Pick out the lines containing "title".

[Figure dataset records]
## START
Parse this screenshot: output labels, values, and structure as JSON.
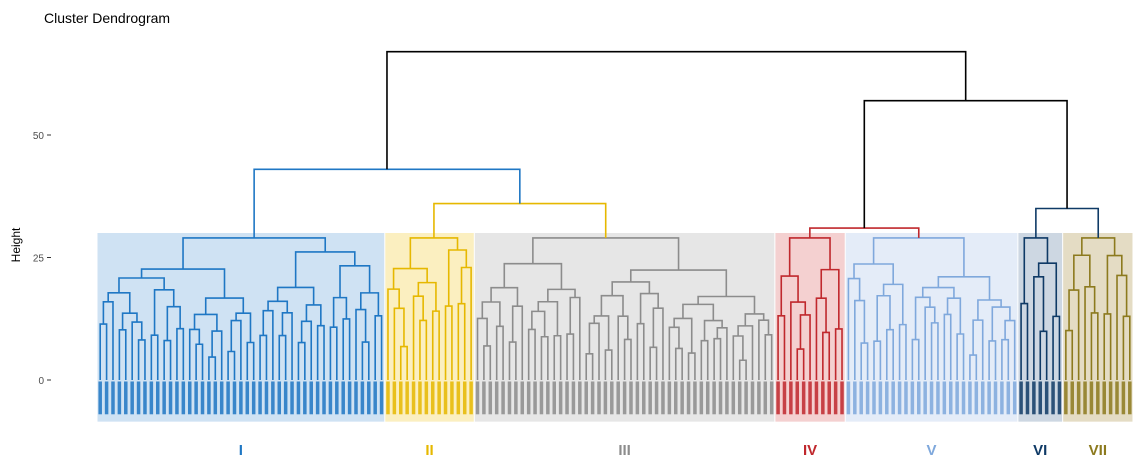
{
  "chart_data": {
    "type": "dendrogram",
    "title": "Cluster Dendrogram",
    "ylabel": "Height",
    "xlabel": "",
    "ylim": [
      -8,
      68
    ],
    "yticks": [
      0,
      25,
      50
    ],
    "grid": false,
    "clusters": [
      {
        "label": "I",
        "color": "#1f77c4",
        "fill": "#cfe2f3",
        "leaves": 45,
        "height": 43
      },
      {
        "label": "II",
        "color": "#e6b800",
        "fill": "#fbefc0",
        "leaves": 14,
        "height": 36
      },
      {
        "label": "III",
        "color": "#8c8c8c",
        "fill": "#e6e6e6",
        "leaves": 47,
        "height": 29
      },
      {
        "label": "IV",
        "color": "#c0282d",
        "fill": "#f4d0d0",
        "leaves": 11,
        "height": 31
      },
      {
        "label": "V",
        "color": "#7fa8dc",
        "fill": "#e4ecf8",
        "leaves": 27,
        "height": 31
      },
      {
        "label": "VI",
        "color": "#0f3a66",
        "fill": "#cdd7e2",
        "leaves": 7,
        "height": 35
      },
      {
        "label": "VII",
        "color": "#8c7a1e",
        "fill": "#e4dcc4",
        "leaves": 11,
        "height": 35
      }
    ],
    "merges": [
      {
        "joins": [
          "I",
          "II+III"
        ],
        "height": 43
      },
      {
        "joins": [
          "II",
          "III"
        ],
        "height": 36
      },
      {
        "joins": [
          "IV+V",
          "VI+VII"
        ],
        "height": 57
      },
      {
        "joins": [
          "IV",
          "V"
        ],
        "height": 31
      },
      {
        "joins": [
          "VI",
          "VII"
        ],
        "height": 35
      },
      {
        "joins": [
          "I+II+III",
          "IV+V+VI+VII"
        ],
        "height": 67
      }
    ]
  }
}
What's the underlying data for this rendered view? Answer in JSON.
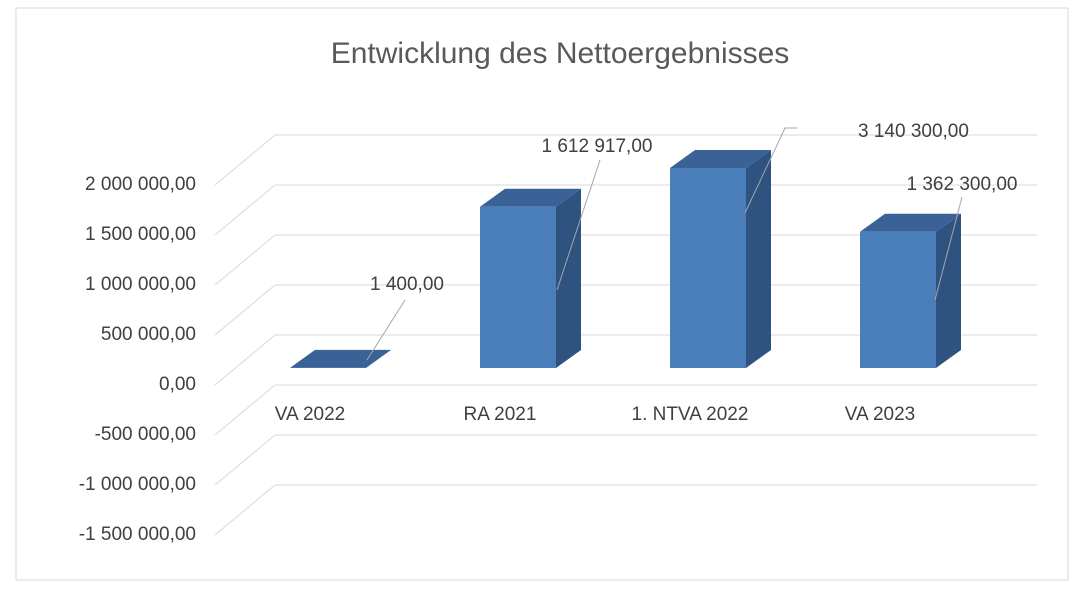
{
  "chart_data": {
    "type": "bar3d",
    "title": "Entwicklung des Nettoergebnisses",
    "categories": [
      "VA 2022",
      "RA 2021",
      "1. NTVA 2022",
      "VA 2023"
    ],
    "values": [
      1400,
      1612917,
      3140300,
      1362300
    ],
    "value_labels": [
      "1 400,00",
      "1 612 917,00",
      "3 140 300,00",
      "1 362 300,00"
    ],
    "color": "#4a7ebb",
    "ylim": [
      -1500000,
      2000000
    ],
    "yticks": [
      {
        "value": 2000000,
        "label": "2 000 000,00"
      },
      {
        "value": 1500000,
        "label": "1 500 000,00"
      },
      {
        "value": 1000000,
        "label": "1 000 000,00"
      },
      {
        "value": 500000,
        "label": "500 000,00"
      },
      {
        "value": 0,
        "label": "0,00"
      },
      {
        "value": -500000,
        "label": "-500 000,00"
      },
      {
        "value": -1000000,
        "label": "-1 000 000,00"
      },
      {
        "value": -1500000,
        "label": "-1 500 000,00"
      }
    ],
    "grid": true
  }
}
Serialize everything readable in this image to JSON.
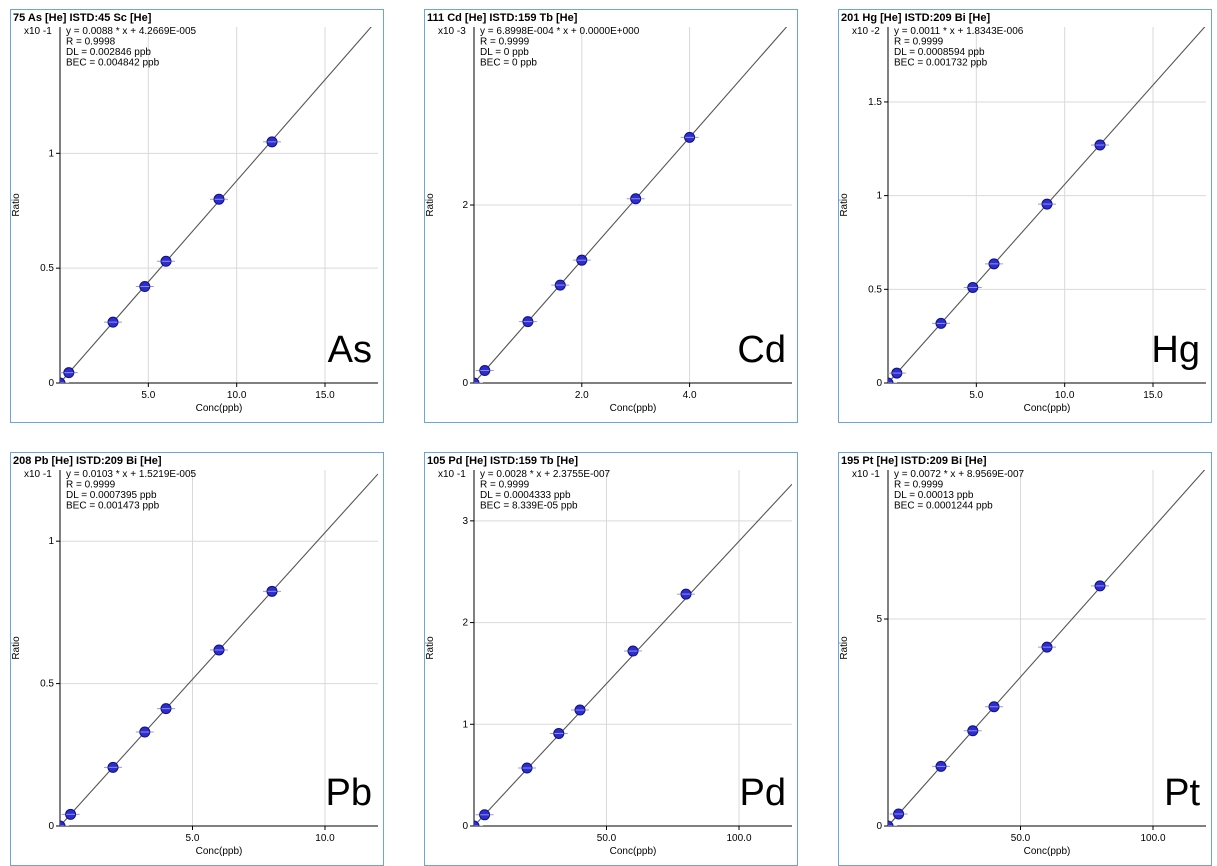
{
  "chart_data": [
    {
      "type": "scatter",
      "title": "75 As [He] ISTD:45 Sc [He]",
      "element": "As",
      "exponent_label": "x10 -1",
      "xlabel": "Conc(ppb)",
      "ylabel": "Ratio",
      "stats": [
        "y = 0.0088 * x  + 4.2669E-005",
        "R = 0.9998",
        "DL = 0.002846 ppb",
        "BEC = 0.004842 ppb"
      ],
      "xlim": [
        0,
        18
      ],
      "ylim": [
        0,
        1.55
      ],
      "xticks": [
        5,
        10,
        15
      ],
      "xtick_labels": [
        "5.0",
        "10.0",
        "15.0"
      ],
      "yticks": [
        0,
        0.5,
        1
      ],
      "ytick_labels": [
        "0",
        "0.5",
        "1"
      ],
      "grid": true,
      "fit": {
        "slope": 0.088,
        "intercept": 0.0004
      },
      "points": {
        "x": [
          0,
          0.5,
          3,
          4.8,
          6,
          9,
          12
        ],
        "y": [
          0,
          0.045,
          0.265,
          0.42,
          0.53,
          0.8,
          1.05
        ]
      }
    },
    {
      "type": "scatter",
      "title": "111 Cd [He] ISTD:159 Tb [He]",
      "element": "Cd",
      "exponent_label": "x10 -3",
      "xlabel": "Conc(ppb)",
      "ylabel": "Ratio",
      "stats": [
        "y = 6.8998E-004 * x  + 0.0000E+000",
        "R = 0.9999",
        "DL = 0 ppb",
        "BEC = 0 ppb"
      ],
      "xlim": [
        0,
        5.9
      ],
      "ylim": [
        0,
        4.0
      ],
      "xticks": [
        2,
        4
      ],
      "xtick_labels": [
        "2.0",
        "4.0"
      ],
      "yticks": [
        0,
        2
      ],
      "ytick_labels": [
        "0",
        "2"
      ],
      "grid": true,
      "fit": {
        "slope": 0.69,
        "intercept": 0
      },
      "points": {
        "x": [
          0,
          0.2,
          1,
          1.6,
          2,
          3,
          4
        ],
        "y": [
          0,
          0.14,
          0.69,
          1.1,
          1.38,
          2.07,
          2.76
        ]
      }
    },
    {
      "type": "scatter",
      "title": "201 Hg [He] ISTD:209 Bi [He]",
      "element": "Hg",
      "exponent_label": "x10 -2",
      "xlabel": "Conc(ppb)",
      "ylabel": "Ratio",
      "stats": [
        "y = 0.0011 * x  + 1.8343E-006",
        "R = 0.9999",
        "DL = 0.0008594 ppb",
        "BEC = 0.001732 ppb"
      ],
      "xlim": [
        0,
        18
      ],
      "ylim": [
        0,
        1.9
      ],
      "xticks": [
        5,
        10,
        15
      ],
      "xtick_labels": [
        "5.0",
        "10.0",
        "15.0"
      ],
      "yticks": [
        0,
        0.5,
        1,
        1.5
      ],
      "ytick_labels": [
        "0",
        "0.5",
        "1",
        "1.5"
      ],
      "grid": true,
      "fit": {
        "slope": 0.106,
        "intercept": 0
      },
      "points": {
        "x": [
          0,
          0.5,
          3,
          4.8,
          6,
          9,
          12
        ],
        "y": [
          0,
          0.053,
          0.318,
          0.51,
          0.636,
          0.955,
          1.27
        ]
      }
    },
    {
      "type": "scatter",
      "title": "208 Pb [He] ISTD:209 Bi [He]",
      "element": "Pb",
      "exponent_label": "x10 -1",
      "xlabel": "Conc(ppb)",
      "ylabel": "Ratio",
      "stats": [
        "y = 0.0103 * x  + 1.5219E-005",
        "R = 0.9999",
        "DL = 0.0007395 ppb",
        "BEC = 0.001473 ppb"
      ],
      "xlim": [
        0,
        12
      ],
      "ylim": [
        0,
        1.25
      ],
      "xticks": [
        5,
        10
      ],
      "xtick_labels": [
        "5.0",
        "10.0"
      ],
      "yticks": [
        0,
        0.5,
        1
      ],
      "ytick_labels": [
        "0",
        "0.5",
        "1"
      ],
      "grid": true,
      "fit": {
        "slope": 0.103,
        "intercept": 0.00015
      },
      "points": {
        "x": [
          0,
          0.4,
          2,
          3.2,
          4,
          6,
          8
        ],
        "y": [
          0,
          0.041,
          0.206,
          0.33,
          0.412,
          0.618,
          0.824
        ]
      }
    },
    {
      "type": "scatter",
      "title": "105 Pd [He] ISTD:159 Tb [He]",
      "element": "Pd",
      "exponent_label": "x10 -1",
      "xlabel": "Conc(ppb)",
      "ylabel": "Ratio",
      "stats": [
        "y = 0.0028 * x  + 2.3755E-007",
        "R = 0.9999",
        "DL = 0.0004333 ppb",
        "BEC = 8.339E-05 ppb"
      ],
      "xlim": [
        0,
        120
      ],
      "ylim": [
        0,
        3.5
      ],
      "xticks": [
        50,
        100
      ],
      "xtick_labels": [
        "50.0",
        "100.0"
      ],
      "yticks": [
        0,
        1,
        2,
        3
      ],
      "ytick_labels": [
        "0",
        "1",
        "2",
        "3"
      ],
      "grid": true,
      "fit": {
        "slope": 0.028,
        "intercept": 0
      },
      "points": {
        "x": [
          0,
          4,
          20,
          32,
          40,
          60,
          80
        ],
        "y": [
          0,
          0.11,
          0.57,
          0.91,
          1.14,
          1.72,
          2.28
        ]
      }
    },
    {
      "type": "scatter",
      "title": "195 Pt [He] ISTD:209 Bi [He]",
      "element": "Pt",
      "exponent_label": "x10 -1",
      "xlabel": "Conc(ppb)",
      "ylabel": "Ratio",
      "stats": [
        "y = 0.0072 * x  + 8.9569E-007",
        "R = 0.9999",
        "DL = 0.00013 ppb",
        "BEC = 0.0001244 ppb"
      ],
      "xlim": [
        0,
        120
      ],
      "ylim": [
        0,
        8.6
      ],
      "xticks": [
        50,
        100
      ],
      "xtick_labels": [
        "50.0",
        "100.0"
      ],
      "yticks": [
        0,
        5
      ],
      "ytick_labels": [
        "0",
        "5"
      ],
      "grid": true,
      "fit": {
        "slope": 0.072,
        "intercept": 0
      },
      "points": {
        "x": [
          0,
          4,
          20,
          32,
          40,
          60,
          80
        ],
        "y": [
          0,
          0.29,
          1.44,
          2.3,
          2.88,
          4.32,
          5.8
        ]
      }
    }
  ],
  "colors": {
    "frame": "#6aa7d8",
    "grid": "#d9d9d9",
    "axis": "#000000",
    "fit_line": "#555555",
    "point": "#2c2ccf",
    "point_edge": "#101080"
  }
}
## END
• Result:
    "title": "Cluster Dendrogram",
    "title": "Entwicklung des Nettoergebnisses",
      "title": "75 As [He] ISTD:45 Sc [He]",
      "title": "111 Cd [He] ISTD:159 Tb [He]",
      "title": "201 Hg [He] ISTD:209 Bi [He]",
      "title": "208 Pb [He] ISTD:209 Bi [He]",
      "title": "105 Pd [He] ISTD:159 Tb [He]",
      "title": "195 Pt [He] ISTD:209 Bi [He]",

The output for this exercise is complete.